Of the lines below, count those containing the word "title". Reply with the number alone.

Entries provided:
+---+
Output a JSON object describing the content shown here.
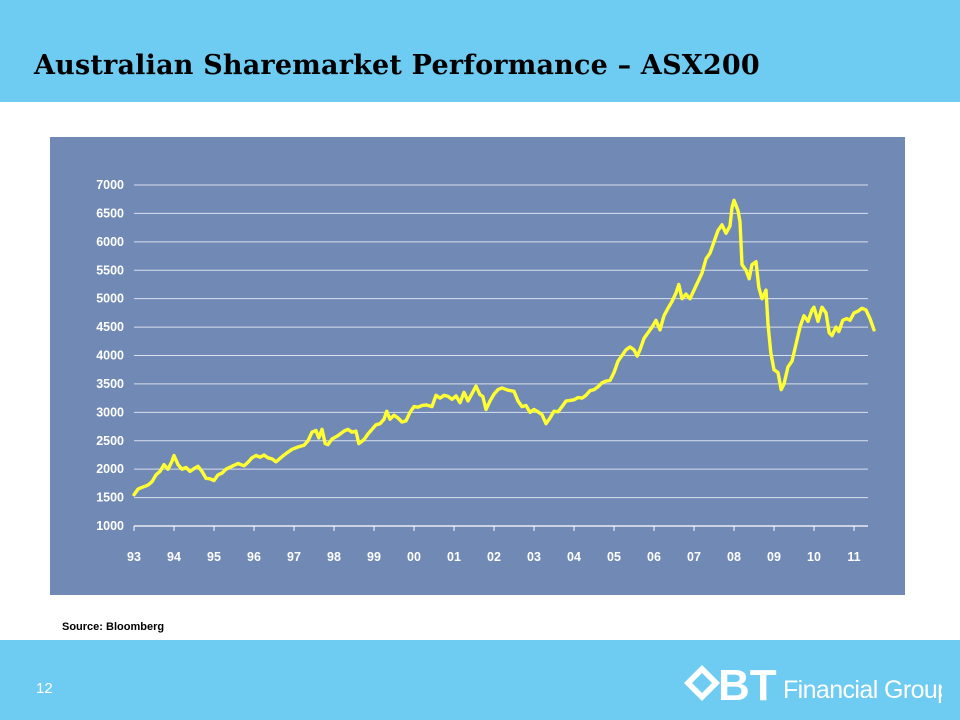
{
  "slide": {
    "title": "Australian Sharemarket Performance – ASX200",
    "source": "Source: Bloomberg",
    "page_number": "12",
    "logo": {
      "mark": "BT",
      "text": "Financial Group"
    }
  },
  "colors": {
    "band": "#6ecbf2",
    "chart_bg": "#7189b5",
    "line": "#ffff33",
    "gridline": "#d8dfeb"
  },
  "chart_data": {
    "type": "line",
    "title": "",
    "xlabel": "",
    "ylabel": "",
    "ylim": [
      1000,
      7000
    ],
    "yticks": [
      1000,
      1500,
      2000,
      2500,
      3000,
      3500,
      4000,
      4500,
      5000,
      5500,
      6000,
      6500,
      7000
    ],
    "xlim": [
      1993,
      2011.5
    ],
    "xticks": [
      {
        "x": 1993,
        "label": "93"
      },
      {
        "x": 1994,
        "label": "94"
      },
      {
        "x": 1995,
        "label": "95"
      },
      {
        "x": 1996,
        "label": "96"
      },
      {
        "x": 1997,
        "label": "97"
      },
      {
        "x": 1998,
        "label": "98"
      },
      {
        "x": 1999,
        "label": "99"
      },
      {
        "x": 2000,
        "label": "00"
      },
      {
        "x": 2001,
        "label": "01"
      },
      {
        "x": 2002,
        "label": "02"
      },
      {
        "x": 2003,
        "label": "03"
      },
      {
        "x": 2004,
        "label": "04"
      },
      {
        "x": 2005,
        "label": "05"
      },
      {
        "x": 2006,
        "label": "06"
      },
      {
        "x": 2007,
        "label": "07"
      },
      {
        "x": 2008,
        "label": "08"
      },
      {
        "x": 2009,
        "label": "09"
      },
      {
        "x": 2010,
        "label": "10"
      },
      {
        "x": 2011,
        "label": "11"
      }
    ],
    "grid": true,
    "series": [
      {
        "name": "",
        "points": [
          [
            1993.0,
            1550
          ],
          [
            1993.1,
            1650
          ],
          [
            1993.2,
            1680
          ],
          [
            1993.35,
            1720
          ],
          [
            1993.45,
            1780
          ],
          [
            1993.55,
            1900
          ],
          [
            1993.65,
            1960
          ],
          [
            1993.75,
            2080
          ],
          [
            1993.85,
            2000
          ],
          [
            1993.95,
            2140
          ],
          [
            1994.0,
            2240
          ],
          [
            1994.1,
            2080
          ],
          [
            1994.2,
            2000
          ],
          [
            1994.3,
            2030
          ],
          [
            1994.4,
            1960
          ],
          [
            1994.5,
            2010
          ],
          [
            1994.6,
            2050
          ],
          [
            1994.7,
            1960
          ],
          [
            1994.8,
            1840
          ],
          [
            1994.9,
            1830
          ],
          [
            1995.0,
            1800
          ],
          [
            1995.1,
            1900
          ],
          [
            1995.2,
            1930
          ],
          [
            1995.3,
            2000
          ],
          [
            1995.45,
            2050
          ],
          [
            1995.6,
            2100
          ],
          [
            1995.75,
            2060
          ],
          [
            1995.85,
            2120
          ],
          [
            1995.95,
            2200
          ],
          [
            1996.05,
            2240
          ],
          [
            1996.15,
            2210
          ],
          [
            1996.25,
            2250
          ],
          [
            1996.35,
            2200
          ],
          [
            1996.45,
            2180
          ],
          [
            1996.55,
            2130
          ],
          [
            1996.65,
            2190
          ],
          [
            1996.75,
            2250
          ],
          [
            1996.85,
            2300
          ],
          [
            1996.95,
            2350
          ],
          [
            1997.1,
            2390
          ],
          [
            1997.25,
            2420
          ],
          [
            1997.35,
            2500
          ],
          [
            1997.45,
            2650
          ],
          [
            1997.55,
            2680
          ],
          [
            1997.62,
            2550
          ],
          [
            1997.7,
            2700
          ],
          [
            1997.78,
            2450
          ],
          [
            1997.85,
            2430
          ],
          [
            1997.95,
            2530
          ],
          [
            1998.1,
            2590
          ],
          [
            1998.25,
            2670
          ],
          [
            1998.35,
            2700
          ],
          [
            1998.45,
            2650
          ],
          [
            1998.55,
            2670
          ],
          [
            1998.62,
            2450
          ],
          [
            1998.75,
            2520
          ],
          [
            1998.85,
            2620
          ],
          [
            1998.95,
            2700
          ],
          [
            1999.05,
            2780
          ],
          [
            1999.15,
            2800
          ],
          [
            1999.25,
            2880
          ],
          [
            1999.32,
            3020
          ],
          [
            1999.4,
            2880
          ],
          [
            1999.5,
            2950
          ],
          [
            1999.6,
            2900
          ],
          [
            1999.7,
            2830
          ],
          [
            1999.8,
            2850
          ],
          [
            1999.9,
            3000
          ],
          [
            2000.0,
            3100
          ],
          [
            2000.1,
            3090
          ],
          [
            2000.2,
            3120
          ],
          [
            2000.3,
            3130
          ],
          [
            2000.45,
            3100
          ],
          [
            2000.55,
            3300
          ],
          [
            2000.65,
            3250
          ],
          [
            2000.75,
            3300
          ],
          [
            2000.85,
            3280
          ],
          [
            2000.95,
            3230
          ],
          [
            2001.05,
            3290
          ],
          [
            2001.15,
            3170
          ],
          [
            2001.25,
            3350
          ],
          [
            2001.35,
            3200
          ],
          [
            2001.45,
            3330
          ],
          [
            2001.55,
            3460
          ],
          [
            2001.65,
            3310
          ],
          [
            2001.72,
            3280
          ],
          [
            2001.8,
            3050
          ],
          [
            2001.9,
            3200
          ],
          [
            2002.0,
            3320
          ],
          [
            2002.1,
            3400
          ],
          [
            2002.2,
            3430
          ],
          [
            2002.35,
            3390
          ],
          [
            2002.5,
            3370
          ],
          [
            2002.6,
            3200
          ],
          [
            2002.7,
            3100
          ],
          [
            2002.8,
            3120
          ],
          [
            2002.9,
            3000
          ],
          [
            2003.0,
            3050
          ],
          [
            2003.1,
            3010
          ],
          [
            2003.2,
            2960
          ],
          [
            2003.3,
            2800
          ],
          [
            2003.4,
            2900
          ],
          [
            2003.5,
            3020
          ],
          [
            2003.6,
            3010
          ],
          [
            2003.7,
            3100
          ],
          [
            2003.8,
            3200
          ],
          [
            2003.9,
            3210
          ],
          [
            2004.0,
            3220
          ],
          [
            2004.1,
            3260
          ],
          [
            2004.2,
            3250
          ],
          [
            2004.3,
            3300
          ],
          [
            2004.4,
            3380
          ],
          [
            2004.5,
            3400
          ],
          [
            2004.6,
            3450
          ],
          [
            2004.7,
            3520
          ],
          [
            2004.8,
            3550
          ],
          [
            2004.9,
            3560
          ],
          [
            2005.0,
            3700
          ],
          [
            2005.1,
            3900
          ],
          [
            2005.2,
            4000
          ],
          [
            2005.3,
            4100
          ],
          [
            2005.4,
            4150
          ],
          [
            2005.5,
            4100
          ],
          [
            2005.58,
            3990
          ],
          [
            2005.65,
            4100
          ],
          [
            2005.75,
            4300
          ],
          [
            2005.85,
            4400
          ],
          [
            2005.95,
            4500
          ],
          [
            2006.05,
            4620
          ],
          [
            2006.15,
            4450
          ],
          [
            2006.25,
            4700
          ],
          [
            2006.35,
            4830
          ],
          [
            2006.45,
            4950
          ],
          [
            2006.55,
            5100
          ],
          [
            2006.62,
            5250
          ],
          [
            2006.7,
            5000
          ],
          [
            2006.8,
            5080
          ],
          [
            2006.9,
            5000
          ],
          [
            2007.0,
            5150
          ],
          [
            2007.1,
            5300
          ],
          [
            2007.2,
            5450
          ],
          [
            2007.3,
            5700
          ],
          [
            2007.4,
            5800
          ],
          [
            2007.5,
            6000
          ],
          [
            2007.6,
            6200
          ],
          [
            2007.7,
            6300
          ],
          [
            2007.8,
            6150
          ],
          [
            2007.9,
            6280
          ],
          [
            2007.95,
            6600
          ],
          [
            2008.0,
            6730
          ],
          [
            2008.1,
            6550
          ],
          [
            2008.15,
            6350
          ],
          [
            2008.2,
            5600
          ],
          [
            2008.3,
            5500
          ],
          [
            2008.38,
            5350
          ],
          [
            2008.45,
            5600
          ],
          [
            2008.55,
            5650
          ],
          [
            2008.62,
            5200
          ],
          [
            2008.7,
            5000
          ],
          [
            2008.8,
            5150
          ],
          [
            2008.85,
            4550
          ],
          [
            2008.92,
            4050
          ],
          [
            2009.0,
            3750
          ],
          [
            2009.1,
            3700
          ],
          [
            2009.18,
            3400
          ],
          [
            2009.25,
            3500
          ],
          [
            2009.35,
            3800
          ],
          [
            2009.45,
            3900
          ],
          [
            2009.55,
            4200
          ],
          [
            2009.65,
            4500
          ],
          [
            2009.75,
            4700
          ],
          [
            2009.85,
            4600
          ],
          [
            2009.95,
            4800
          ],
          [
            2010.0,
            4850
          ],
          [
            2010.1,
            4600
          ],
          [
            2010.2,
            4850
          ],
          [
            2010.3,
            4750
          ],
          [
            2010.38,
            4400
          ],
          [
            2010.45,
            4350
          ],
          [
            2010.55,
            4500
          ],
          [
            2010.62,
            4420
          ],
          [
            2010.72,
            4620
          ],
          [
            2010.82,
            4650
          ],
          [
            2010.9,
            4620
          ],
          [
            2011.0,
            4750
          ],
          [
            2011.1,
            4780
          ],
          [
            2011.2,
            4830
          ],
          [
            2011.3,
            4800
          ],
          [
            2011.4,
            4650
          ],
          [
            2011.5,
            4450
          ]
        ]
      }
    ]
  }
}
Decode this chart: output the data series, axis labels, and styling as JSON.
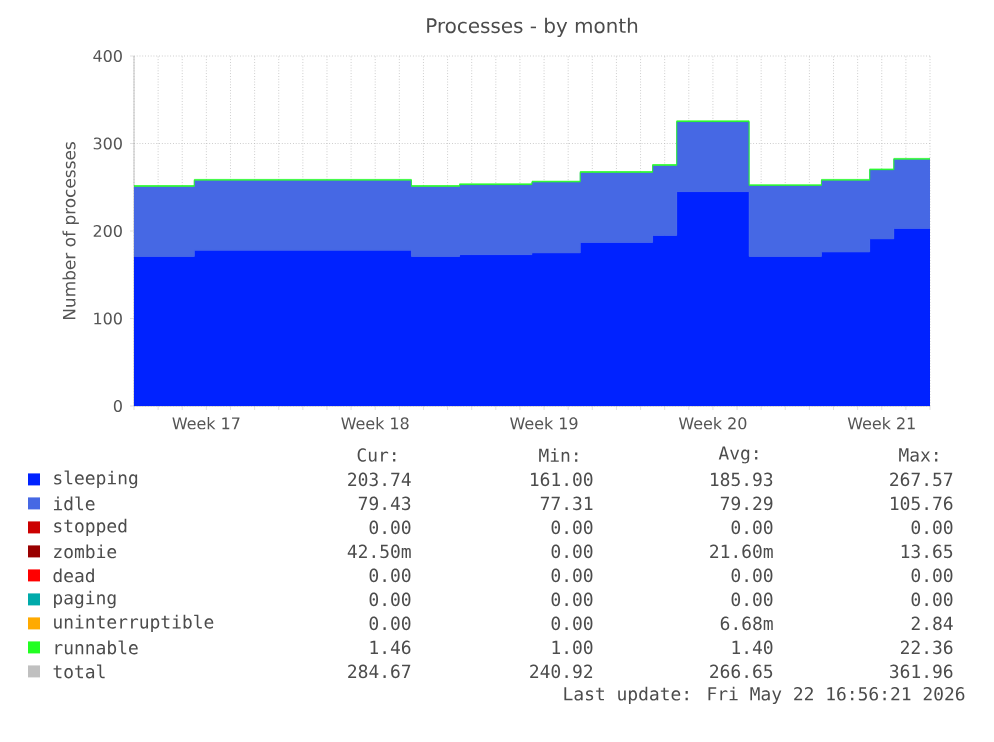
{
  "chart_data": {
    "type": "area",
    "stacked": true,
    "title": "Processes - by month",
    "ylabel": "Number of processes",
    "categories": [
      null,
      null,
      null,
      "Week 17",
      null,
      null,
      null,
      null,
      null,
      null,
      "Week 18",
      null,
      null,
      null,
      null,
      null,
      null,
      "Week 19",
      null,
      null,
      null,
      null,
      null,
      null,
      "Week 20",
      null,
      null,
      null,
      null,
      null,
      null,
      "Week 21",
      null,
      null
    ],
    "ylim": [
      0,
      400
    ],
    "yticks": [
      0,
      100,
      200,
      300,
      400
    ],
    "grid": true,
    "legend": "bottom",
    "series": [
      {
        "name": "sleeping",
        "color": "#0022ff",
        "values": [
          171,
          171,
          171,
          178,
          178,
          178,
          178,
          178,
          178,
          178,
          178,
          178,
          171,
          171,
          173,
          173,
          173,
          175,
          175,
          187,
          187,
          187,
          195,
          245,
          245,
          245,
          171,
          171,
          171,
          176,
          176,
          191,
          203,
          203
        ]
      },
      {
        "name": "idle",
        "color": "#4668e4",
        "values": [
          80,
          80,
          80,
          80,
          80,
          80,
          80,
          80,
          80,
          80,
          80,
          80,
          80,
          80,
          80,
          80,
          80,
          81,
          81,
          80,
          80,
          80,
          80,
          80,
          80,
          80,
          81,
          81,
          81,
          82,
          82,
          79,
          79,
          79
        ]
      },
      {
        "name": "stopped",
        "color": "#cc0000",
        "values": [
          null,
          null,
          null,
          null,
          null,
          null,
          null,
          null,
          null,
          null,
          null,
          null,
          null,
          null,
          null,
          null,
          null,
          null,
          null,
          null,
          null,
          null,
          null,
          null,
          null,
          null,
          null,
          null,
          null,
          null,
          null,
          null,
          null,
          null
        ]
      },
      {
        "name": "zombie",
        "color": "#990000",
        "values": [
          null,
          null,
          null,
          null,
          null,
          null,
          null,
          null,
          null,
          null,
          null,
          null,
          null,
          null,
          null,
          null,
          null,
          null,
          null,
          null,
          null,
          null,
          null,
          null,
          null,
          null,
          null,
          null,
          null,
          null,
          null,
          null,
          null,
          null
        ]
      },
      {
        "name": "dead",
        "color": "#ff0000",
        "values": [
          null,
          null,
          null,
          null,
          null,
          null,
          null,
          null,
          null,
          null,
          null,
          null,
          null,
          null,
          null,
          null,
          null,
          null,
          null,
          null,
          null,
          null,
          null,
          null,
          null,
          null,
          null,
          null,
          null,
          null,
          null,
          null,
          null,
          null
        ]
      },
      {
        "name": "paging",
        "color": "#00aaaa",
        "values": [
          null,
          null,
          null,
          null,
          null,
          null,
          null,
          null,
          null,
          null,
          null,
          null,
          null,
          null,
          null,
          null,
          null,
          null,
          null,
          null,
          null,
          null,
          null,
          null,
          null,
          null,
          null,
          null,
          null,
          null,
          null,
          null,
          null,
          null
        ]
      },
      {
        "name": "uninterruptible",
        "color": "#ffaa00",
        "values": [
          null,
          null,
          null,
          null,
          null,
          null,
          null,
          null,
          null,
          null,
          null,
          null,
          null,
          null,
          null,
          null,
          null,
          null,
          null,
          null,
          null,
          null,
          null,
          null,
          null,
          null,
          null,
          null,
          null,
          null,
          null,
          null,
          null,
          null
        ]
      },
      {
        "name": "runnable",
        "color": "#22ff22",
        "values": [
          1,
          1,
          1,
          1,
          1,
          1,
          1,
          1,
          1,
          1,
          1,
          1,
          1,
          1,
          1,
          1,
          1,
          1,
          1,
          1,
          1,
          1,
          1,
          1,
          1,
          1,
          1,
          1,
          1,
          1,
          1,
          1,
          1,
          1
        ]
      },
      {
        "name": "total",
        "color": "#c0c0c0",
        "type": "line",
        "values": [
          null,
          null,
          null,
          null,
          null,
          null,
          null,
          null,
          null,
          null,
          null,
          null,
          null,
          null,
          null,
          null,
          null,
          null,
          null,
          null,
          null,
          null,
          null,
          null,
          null,
          null,
          null,
          null,
          null,
          null,
          null,
          null,
          null,
          null
        ]
      }
    ],
    "annotations": [
      "Cur:",
      "Min:",
      "Avg:",
      "Max:",
      "203.74",
      "161.00",
      "185.93",
      "267.57",
      "79.43",
      "77.31",
      "79.29",
      "105.76",
      "0.00",
      "0.00",
      "0.00",
      "0.00",
      "42.50m",
      "0.00",
      "21.60m",
      "13.65",
      "0.00",
      "0.00",
      "0.00",
      "0.00",
      "0.00",
      "0.00",
      "0.00",
      "0.00",
      "0.00",
      "0.00",
      "6.68m",
      "2.84",
      "1.46",
      "1.00",
      "1.40",
      "22.36",
      "284.67",
      "240.92",
      "266.65",
      "361.96",
      "Last update: Fri May 22 16:56:21 2026"
    ]
  }
}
+---+
Expected answer: 3